**Short task:** For each line that holds "заявление", copy the line out.
-- BEGIN --
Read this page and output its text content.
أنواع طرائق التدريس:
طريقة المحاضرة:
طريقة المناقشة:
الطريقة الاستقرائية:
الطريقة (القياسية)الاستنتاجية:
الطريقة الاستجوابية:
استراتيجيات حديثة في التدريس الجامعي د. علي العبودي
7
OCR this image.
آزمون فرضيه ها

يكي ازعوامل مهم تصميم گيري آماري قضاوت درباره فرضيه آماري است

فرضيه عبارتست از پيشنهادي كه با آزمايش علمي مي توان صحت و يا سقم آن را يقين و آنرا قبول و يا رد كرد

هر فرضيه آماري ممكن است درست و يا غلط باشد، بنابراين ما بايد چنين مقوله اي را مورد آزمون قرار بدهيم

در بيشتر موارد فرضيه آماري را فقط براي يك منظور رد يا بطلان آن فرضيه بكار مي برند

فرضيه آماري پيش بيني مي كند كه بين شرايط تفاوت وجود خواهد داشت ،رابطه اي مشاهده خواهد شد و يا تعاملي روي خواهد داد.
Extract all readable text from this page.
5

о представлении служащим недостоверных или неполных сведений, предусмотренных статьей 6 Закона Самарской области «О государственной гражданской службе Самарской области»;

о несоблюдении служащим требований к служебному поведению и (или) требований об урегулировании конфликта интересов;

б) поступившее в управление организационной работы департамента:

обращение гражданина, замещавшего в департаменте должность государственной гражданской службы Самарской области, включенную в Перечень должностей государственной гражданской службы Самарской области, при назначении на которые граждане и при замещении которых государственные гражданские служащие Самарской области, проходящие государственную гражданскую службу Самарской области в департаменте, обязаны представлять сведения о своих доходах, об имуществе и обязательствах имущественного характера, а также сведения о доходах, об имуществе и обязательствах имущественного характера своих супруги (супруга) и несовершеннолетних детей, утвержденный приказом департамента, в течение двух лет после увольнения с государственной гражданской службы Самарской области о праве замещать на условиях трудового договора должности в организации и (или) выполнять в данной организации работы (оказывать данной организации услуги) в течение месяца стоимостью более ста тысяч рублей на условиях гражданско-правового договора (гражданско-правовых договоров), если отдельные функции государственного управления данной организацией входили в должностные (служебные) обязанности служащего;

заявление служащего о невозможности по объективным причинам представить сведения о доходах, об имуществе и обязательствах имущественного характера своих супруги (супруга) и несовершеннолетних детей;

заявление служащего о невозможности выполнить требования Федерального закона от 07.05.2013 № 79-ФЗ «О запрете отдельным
-- END --
**Output below:**
заявление служащего о невозможности по объективным причинам представить сведения о доходах, об имуществе и обязательствах имущественного характера своих супруги (супруга) и несовершеннолетних детей;
заявление служащего о невозможности выполнить требования Федерального закона от 07.05.2013 № 79-ФЗ «О запрете отдельным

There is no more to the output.